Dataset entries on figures

# # # #

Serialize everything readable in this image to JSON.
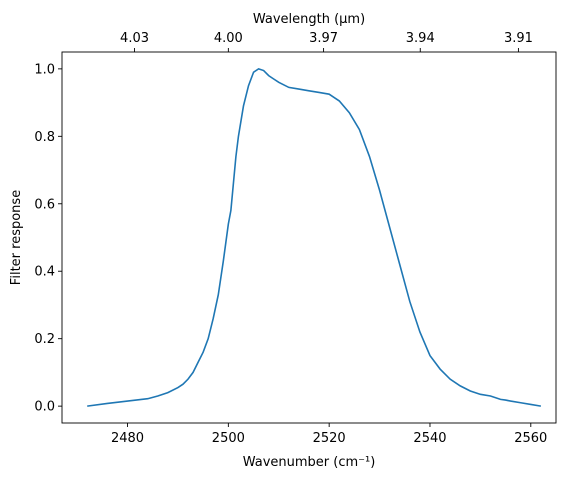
{
  "chart_data": {
    "type": "line",
    "xlabel": "Wavenumber (cm⁻¹)",
    "x2label": "Wavelength (μm)",
    "ylabel": "Filter response",
    "xlim": [
      2467,
      2565
    ],
    "ylim": [
      -0.05,
      1.05
    ],
    "x_ticks": [
      2480,
      2500,
      2520,
      2540,
      2560
    ],
    "x_tick_labels": [
      "2480",
      "2500",
      "2520",
      "2540",
      "2560"
    ],
    "y_ticks": [
      0.0,
      0.2,
      0.4,
      0.6,
      0.8,
      1.0
    ],
    "y_tick_labels": [
      "0.0",
      "0.2",
      "0.4",
      "0.6",
      "0.8",
      "1.0"
    ],
    "x2_tick_labels": [
      "4.03",
      "4.00",
      "3.97",
      "3.94",
      "3.91"
    ],
    "x2_tick_wavelength_um": [
      4.03,
      4.0,
      3.97,
      3.94,
      3.91
    ],
    "grid": false,
    "line_color": "#1f77b4",
    "series": [
      {
        "x": [
          2472,
          2476,
          2480,
          2484,
          2486,
          2488,
          2490,
          2491,
          2492,
          2493,
          2494,
          2495,
          2496,
          2497,
          2498,
          2499,
          2500,
          2500.5,
          2501,
          2501.5,
          2502,
          2503,
          2504,
          2505,
          2506,
          2507,
          2508,
          2509,
          2510,
          2512,
          2514,
          2516,
          2518,
          2520,
          2521,
          2522,
          2524,
          2526,
          2528,
          2530,
          2532,
          2534,
          2536,
          2538,
          2540,
          2542,
          2544,
          2546,
          2548,
          2550,
          2552,
          2554,
          2555,
          2556,
          2558,
          2560,
          2562
        ],
        "y": [
          0.0,
          0.008,
          0.015,
          0.022,
          0.03,
          0.04,
          0.055,
          0.065,
          0.08,
          0.1,
          0.13,
          0.16,
          0.2,
          0.26,
          0.33,
          0.43,
          0.54,
          0.58,
          0.66,
          0.74,
          0.8,
          0.89,
          0.95,
          0.99,
          1.0,
          0.995,
          0.98,
          0.97,
          0.96,
          0.945,
          0.94,
          0.935,
          0.93,
          0.925,
          0.915,
          0.905,
          0.87,
          0.82,
          0.74,
          0.64,
          0.53,
          0.42,
          0.31,
          0.22,
          0.15,
          0.11,
          0.08,
          0.06,
          0.045,
          0.035,
          0.03,
          0.02,
          0.018,
          0.015,
          0.01,
          0.005,
          0.0
        ]
      }
    ]
  }
}
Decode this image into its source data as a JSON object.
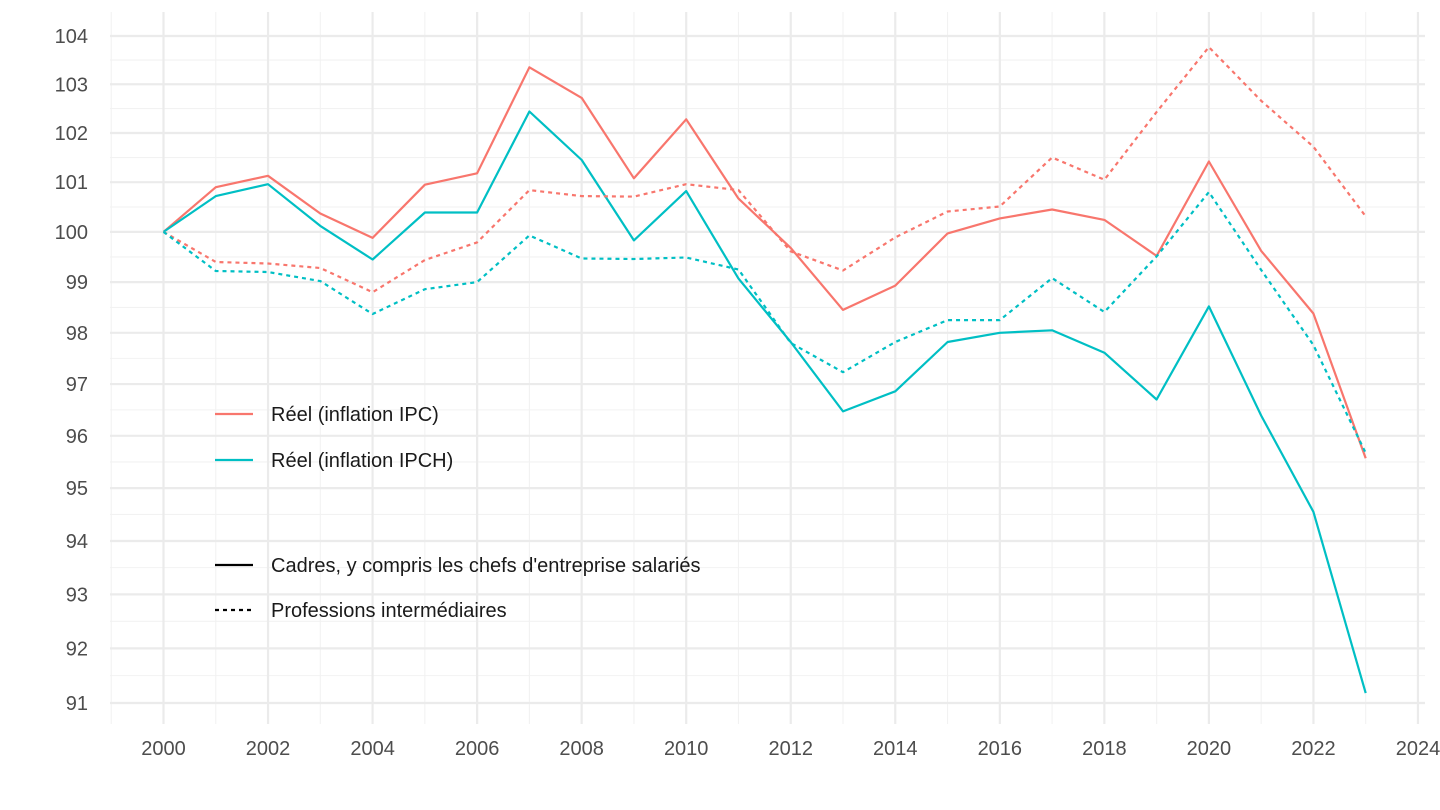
{
  "chart_data": {
    "type": "line",
    "title": "",
    "xlabel": "",
    "ylabel": "",
    "x": [
      2000,
      2001,
      2002,
      2003,
      2004,
      2005,
      2006,
      2007,
      2008,
      2009,
      2010,
      2011,
      2012,
      2013,
      2014,
      2015,
      2016,
      2017,
      2018,
      2019,
      2020,
      2021,
      2022,
      2023
    ],
    "xlim": [
      1999,
      2024
    ],
    "ylim": [
      90.7,
      104.25
    ],
    "scale": "log",
    "x_ticks": [
      2000,
      2002,
      2004,
      2006,
      2008,
      2010,
      2012,
      2014,
      2016,
      2018,
      2020,
      2022,
      2024
    ],
    "y_ticks": [
      91,
      92,
      93,
      94,
      95,
      96,
      97,
      98,
      99,
      100,
      101,
      102,
      103,
      104
    ],
    "grid": true,
    "series": [
      {
        "name": "Réel (inflation IPC)",
        "group": "Cadres, y compris les chefs d'entreprise salariés",
        "color": "#F8766D",
        "dash": "solid",
        "values": [
          100.0,
          100.9,
          101.13,
          100.37,
          99.88,
          100.95,
          101.18,
          103.35,
          102.72,
          101.08,
          102.28,
          100.67,
          99.68,
          98.45,
          98.93,
          99.97,
          100.27,
          100.45,
          100.24,
          99.52,
          101.42,
          99.62,
          98.38,
          95.57
        ]
      },
      {
        "name": "Réel (inflation IPCH)",
        "group": "Cadres, y compris les chefs d'entreprise salariés",
        "color": "#00BFC4",
        "dash": "solid",
        "values": [
          100.0,
          100.72,
          100.96,
          100.12,
          99.45,
          100.39,
          100.39,
          102.44,
          101.45,
          99.83,
          100.82,
          99.07,
          97.82,
          96.47,
          96.86,
          97.82,
          98.0,
          98.05,
          97.61,
          96.7,
          98.52,
          96.39,
          94.55,
          91.18
        ]
      },
      {
        "name": "Réel (inflation IPC)",
        "group": "Professions intermédiaires",
        "color": "#F8766D",
        "dash": "dashed",
        "values": [
          100.0,
          99.4,
          99.37,
          99.28,
          98.8,
          99.44,
          99.79,
          100.84,
          100.72,
          100.71,
          100.96,
          100.84,
          99.61,
          99.23,
          99.89,
          100.41,
          100.51,
          101.5,
          101.05,
          102.43,
          103.77,
          102.66,
          101.72,
          100.31
        ]
      },
      {
        "name": "Réel (inflation IPCH)",
        "group": "Professions intermédiaires",
        "color": "#00BFC4",
        "dash": "dashed",
        "values": [
          100.0,
          99.22,
          99.2,
          99.02,
          98.37,
          98.86,
          99.0,
          99.93,
          99.47,
          99.46,
          99.49,
          99.25,
          97.8,
          97.23,
          97.82,
          98.25,
          98.25,
          99.08,
          98.41,
          99.51,
          100.8,
          99.24,
          97.76,
          95.67
        ]
      }
    ],
    "legend": {
      "placement": "bottom-left",
      "color_items": [
        {
          "label": "Réel (inflation IPC)",
          "color": "#F8766D"
        },
        {
          "label": "Réel (inflation IPCH)",
          "color": "#00BFC4"
        }
      ],
      "linetype_items": [
        {
          "label": "Cadres, y compris les chefs d'entreprise salariés",
          "dash": "solid"
        },
        {
          "label": "Professions intermédiaires",
          "dash": "dashed"
        }
      ]
    }
  }
}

# # # #

> **EXERCISE AIM**: Above are records with pictures; repeat the records exactly and leave the pictures out.

> **TASK OUTPUT**:
Serialize everything readable in this image to JSON.
{
  "chart_data": {
    "type": "line",
    "xlabel": "Wavenumber (cm⁻¹)",
    "x2label": "Wavelength (μm)",
    "ylabel": "Filter response",
    "xlim": [
      2467,
      2565
    ],
    "ylim": [
      -0.05,
      1.05
    ],
    "x_ticks": [
      2480,
      2500,
      2520,
      2540,
      2560
    ],
    "x_tick_labels": [
      "2480",
      "2500",
      "2520",
      "2540",
      "2560"
    ],
    "y_ticks": [
      0.0,
      0.2,
      0.4,
      0.6,
      0.8,
      1.0
    ],
    "y_tick_labels": [
      "0.0",
      "0.2",
      "0.4",
      "0.6",
      "0.8",
      "1.0"
    ],
    "x2_tick_labels": [
      "4.03",
      "4.00",
      "3.97",
      "3.94",
      "3.91"
    ],
    "x2_tick_wavelength_um": [
      4.03,
      4.0,
      3.97,
      3.94,
      3.91
    ],
    "grid": false,
    "line_color": "#1f77b4",
    "series": [
      {
        "x": [
          2472,
          2476,
          2480,
          2484,
          2486,
          2488,
          2490,
          2491,
          2492,
          2493,
          2494,
          2495,
          2496,
          2497,
          2498,
          2499,
          2500,
          2500.5,
          2501,
          2501.5,
          2502,
          2503,
          2504,
          2505,
          2506,
          2507,
          2508,
          2509,
          2510,
          2512,
          2514,
          2516,
          2518,
          2520,
          2521,
          2522,
          2524,
          2526,
          2528,
          2530,
          2532,
          2534,
          2536,
          2538,
          2540,
          2542,
          2544,
          2546,
          2548,
          2550,
          2552,
          2554,
          2555,
          2556,
          2558,
          2560,
          2562
        ],
        "y": [
          0.0,
          0.008,
          0.015,
          0.022,
          0.03,
          0.04,
          0.055,
          0.065,
          0.08,
          0.1,
          0.13,
          0.16,
          0.2,
          0.26,
          0.33,
          0.43,
          0.54,
          0.58,
          0.66,
          0.74,
          0.8,
          0.89,
          0.95,
          0.99,
          1.0,
          0.995,
          0.98,
          0.97,
          0.96,
          0.945,
          0.94,
          0.935,
          0.93,
          0.925,
          0.915,
          0.905,
          0.87,
          0.82,
          0.74,
          0.64,
          0.53,
          0.42,
          0.31,
          0.22,
          0.15,
          0.11,
          0.08,
          0.06,
          0.045,
          0.035,
          0.03,
          0.02,
          0.018,
          0.015,
          0.01,
          0.005,
          0.0
        ]
      }
    ]
  }
}
Decode this image into its source data as a JSON object.
{
  "chart_data": {
    "type": "line",
    "title": "",
    "xlabel": "",
    "ylabel": "",
    "x": [
      2000,
      2001,
      2002,
      2003,
      2004,
      2005,
      2006,
      2007,
      2008,
      2009,
      2010,
      2011,
      2012,
      2013,
      2014,
      2015,
      2016,
      2017,
      2018,
      2019,
      2020,
      2021,
      2022,
      2023
    ],
    "xlim": [
      1999,
      2024
    ],
    "ylim": [
      90.7,
      104.25
    ],
    "scale": "log",
    "x_ticks": [
      2000,
      2002,
      2004,
      2006,
      2008,
      2010,
      2012,
      2014,
      2016,
      2018,
      2020,
      2022,
      2024
    ],
    "y_ticks": [
      91,
      92,
      93,
      94,
      95,
      96,
      97,
      98,
      99,
      100,
      101,
      102,
      103,
      104
    ],
    "grid": true,
    "series": [
      {
        "name": "Réel (inflation IPC)",
        "group": "Cadres, y compris les chefs d'entreprise salariés",
        "color": "#F8766D",
        "dash": "solid",
        "values": [
          100.0,
          100.9,
          101.13,
          100.37,
          99.88,
          100.95,
          101.18,
          103.35,
          102.72,
          101.08,
          102.28,
          100.67,
          99.68,
          98.45,
          98.93,
          99.97,
          100.27,
          100.45,
          100.24,
          99.52,
          101.42,
          99.62,
          98.38,
          95.57
        ]
      },
      {
        "name": "Réel (inflation IPCH)",
        "group": "Cadres, y compris les chefs d'entreprise salariés",
        "color": "#00BFC4",
        "dash": "solid",
        "values": [
          100.0,
          100.72,
          100.96,
          100.12,
          99.45,
          100.39,
          100.39,
          102.44,
          101.45,
          99.83,
          100.82,
          99.07,
          97.82,
          96.47,
          96.86,
          97.82,
          98.0,
          98.05,
          97.61,
          96.7,
          98.52,
          96.39,
          94.55,
          91.18
        ]
      },
      {
        "name": "Réel (inflation IPC)",
        "group": "Professions intermédiaires",
        "color": "#F8766D",
        "dash": "dashed",
        "values": [
          100.0,
          99.4,
          99.37,
          99.28,
          98.8,
          99.44,
          99.79,
          100.84,
          100.72,
          100.71,
          100.96,
          100.84,
          99.61,
          99.23,
          99.89,
          100.41,
          100.51,
          101.5,
          101.05,
          102.43,
          103.77,
          102.66,
          101.72,
          100.31
        ]
      },
      {
        "name": "Réel (inflation IPCH)",
        "group": "Professions intermédiaires",
        "color": "#00BFC4",
        "dash": "dashed",
        "values": [
          100.0,
          99.22,
          99.2,
          99.02,
          98.37,
          98.86,
          99.0,
          99.93,
          99.47,
          99.46,
          99.49,
          99.25,
          97.8,
          97.23,
          97.82,
          98.25,
          98.25,
          99.08,
          98.41,
          99.51,
          100.8,
          99.24,
          97.76,
          95.67
        ]
      }
    ],
    "legend": {
      "placement": "bottom-left",
      "color_items": [
        {
          "label": "Réel (inflation IPC)",
          "color": "#F8766D"
        },
        {
          "label": "Réel (inflation IPCH)",
          "color": "#00BFC4"
        }
      ],
      "linetype_items": [
        {
          "label": "Cadres, y compris les chefs d'entreprise salariés",
          "dash": "solid"
        },
        {
          "label": "Professions intermédiaires",
          "dash": "dashed"
        }
      ]
    }
  }
}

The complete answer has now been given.